[Stored items from a collection]
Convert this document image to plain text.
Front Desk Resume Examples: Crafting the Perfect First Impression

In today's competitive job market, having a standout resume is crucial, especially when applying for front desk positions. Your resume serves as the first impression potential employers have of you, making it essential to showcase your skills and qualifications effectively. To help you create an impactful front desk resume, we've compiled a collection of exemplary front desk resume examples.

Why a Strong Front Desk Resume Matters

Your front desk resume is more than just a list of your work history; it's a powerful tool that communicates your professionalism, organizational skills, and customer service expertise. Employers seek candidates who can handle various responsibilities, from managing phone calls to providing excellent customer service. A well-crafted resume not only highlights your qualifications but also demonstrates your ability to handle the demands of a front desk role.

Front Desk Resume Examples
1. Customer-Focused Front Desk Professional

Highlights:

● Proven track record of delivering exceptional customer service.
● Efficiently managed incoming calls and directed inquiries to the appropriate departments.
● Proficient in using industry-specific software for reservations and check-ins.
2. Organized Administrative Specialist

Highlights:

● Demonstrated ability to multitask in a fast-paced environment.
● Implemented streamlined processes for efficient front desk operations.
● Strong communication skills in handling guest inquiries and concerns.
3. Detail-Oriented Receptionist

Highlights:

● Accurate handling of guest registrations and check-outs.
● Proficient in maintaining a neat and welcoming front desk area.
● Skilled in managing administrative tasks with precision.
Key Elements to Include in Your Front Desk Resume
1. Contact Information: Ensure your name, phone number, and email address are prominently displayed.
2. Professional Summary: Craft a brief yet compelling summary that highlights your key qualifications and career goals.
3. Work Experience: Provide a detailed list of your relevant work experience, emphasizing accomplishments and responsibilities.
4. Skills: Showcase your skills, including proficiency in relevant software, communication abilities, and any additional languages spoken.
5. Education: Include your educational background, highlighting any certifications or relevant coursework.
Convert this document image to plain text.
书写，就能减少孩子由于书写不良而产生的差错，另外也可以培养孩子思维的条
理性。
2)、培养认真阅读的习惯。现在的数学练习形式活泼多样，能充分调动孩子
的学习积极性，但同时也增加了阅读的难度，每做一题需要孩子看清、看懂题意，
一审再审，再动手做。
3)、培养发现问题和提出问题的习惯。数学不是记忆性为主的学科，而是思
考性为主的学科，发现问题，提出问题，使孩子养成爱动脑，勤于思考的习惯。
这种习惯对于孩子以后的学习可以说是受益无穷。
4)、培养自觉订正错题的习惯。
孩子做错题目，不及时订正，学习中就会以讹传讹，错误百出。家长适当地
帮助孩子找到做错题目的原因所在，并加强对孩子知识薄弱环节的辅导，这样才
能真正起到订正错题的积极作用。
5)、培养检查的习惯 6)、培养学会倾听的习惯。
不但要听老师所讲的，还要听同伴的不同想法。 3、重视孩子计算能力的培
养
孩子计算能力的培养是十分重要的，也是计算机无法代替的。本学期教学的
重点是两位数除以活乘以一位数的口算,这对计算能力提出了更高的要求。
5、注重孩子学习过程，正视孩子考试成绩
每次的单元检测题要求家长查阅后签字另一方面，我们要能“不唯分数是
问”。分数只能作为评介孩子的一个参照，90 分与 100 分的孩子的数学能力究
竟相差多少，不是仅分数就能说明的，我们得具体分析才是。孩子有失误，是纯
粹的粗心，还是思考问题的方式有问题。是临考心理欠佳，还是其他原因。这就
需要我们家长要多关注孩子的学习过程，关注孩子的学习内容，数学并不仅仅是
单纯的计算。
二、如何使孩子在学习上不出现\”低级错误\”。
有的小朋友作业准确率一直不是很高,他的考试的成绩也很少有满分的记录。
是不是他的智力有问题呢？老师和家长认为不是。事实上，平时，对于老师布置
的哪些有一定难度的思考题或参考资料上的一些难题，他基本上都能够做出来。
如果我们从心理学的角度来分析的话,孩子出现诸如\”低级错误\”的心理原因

[REQUIREMENTS]:
Across the entries, how many lines hold the word "check"? Say only the number.

[EXERCISE ANSWER]:
2